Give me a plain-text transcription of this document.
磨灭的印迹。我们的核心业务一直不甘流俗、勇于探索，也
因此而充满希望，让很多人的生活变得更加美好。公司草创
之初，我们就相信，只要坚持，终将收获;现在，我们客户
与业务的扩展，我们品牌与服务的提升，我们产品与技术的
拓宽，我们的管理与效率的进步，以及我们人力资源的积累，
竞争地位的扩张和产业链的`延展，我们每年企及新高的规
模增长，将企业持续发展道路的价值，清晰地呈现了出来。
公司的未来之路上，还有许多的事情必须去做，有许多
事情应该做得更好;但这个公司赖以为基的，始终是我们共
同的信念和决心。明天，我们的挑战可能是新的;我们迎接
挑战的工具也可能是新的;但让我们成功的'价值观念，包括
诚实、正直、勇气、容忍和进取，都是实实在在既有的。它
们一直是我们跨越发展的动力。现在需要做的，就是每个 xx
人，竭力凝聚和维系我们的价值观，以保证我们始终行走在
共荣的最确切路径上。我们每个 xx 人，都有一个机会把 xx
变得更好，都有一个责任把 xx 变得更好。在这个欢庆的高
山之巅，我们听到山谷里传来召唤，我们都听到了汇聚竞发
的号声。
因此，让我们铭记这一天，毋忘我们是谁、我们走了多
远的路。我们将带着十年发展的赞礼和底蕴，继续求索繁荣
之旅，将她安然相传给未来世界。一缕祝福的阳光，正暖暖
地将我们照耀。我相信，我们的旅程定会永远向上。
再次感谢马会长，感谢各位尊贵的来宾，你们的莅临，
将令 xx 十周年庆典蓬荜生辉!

--------------------

- **Stated goal**
Every entry above should be retyped exactly as shown.

- **The answer**
Give me a plain-text transcription of this document.
磨灭的印迹。我们的核心业务一直不甘流俗、勇于探索，也
因此而充满希望，让很多人的生活变得更加美好。公司草创
之初，我们就相信，只要坚持，终将收获;现在，我们客户
与业务的扩展，我们品牌与服务的提升，我们产品与技术的
拓宽，我们的管理与效率的进步，以及我们人力资源的积累，
竞争地位的扩张和产业链的`延展，我们每年企及新高的规
模增长，将企业持续发展道路的价值，清晰地呈现了出来。
公司的未来之路上，还有许多的事情必须去做，有许多
事情应该做得更好;但这个公司赖以为基的，始终是我们共
同的信念和决心。明天，我们的挑战可能是新的;我们迎接
挑战的工具也可能是新的;但让我们成功的'价值观念，包括
诚实、正直、勇气、容忍和进取，都是实实在在既有的。它
们一直是我们跨越发展的动力。现在需要做的，就是每个 xx
人，竭力凝聚和维系我们的价值观，以保证我们始终行走在
共荣的最确切路径上。我们每个 xx 人，都有一个机会把 xx
变得更好，都有一个责任把 xx 变得更好。在这个欢庆的高
山之巅，我们听到山谷里传来召唤，我们都听到了汇聚竞发
的号声。
因此，让我们铭记这一天，毋忘我们是谁、我们走了多
远的路。我们将带着十年发展的赞礼和底蕴，继续求索繁荣
之旅，将她安然相传给未来世界。一缕祝福的阳光，正暖暖
地将我们照耀。我相信，我们的旅程定会永远向上。
再次感谢马会长，感谢各位尊贵的来宾，你们的莅临，
将令 xx 十周年庆典蓬荜生辉!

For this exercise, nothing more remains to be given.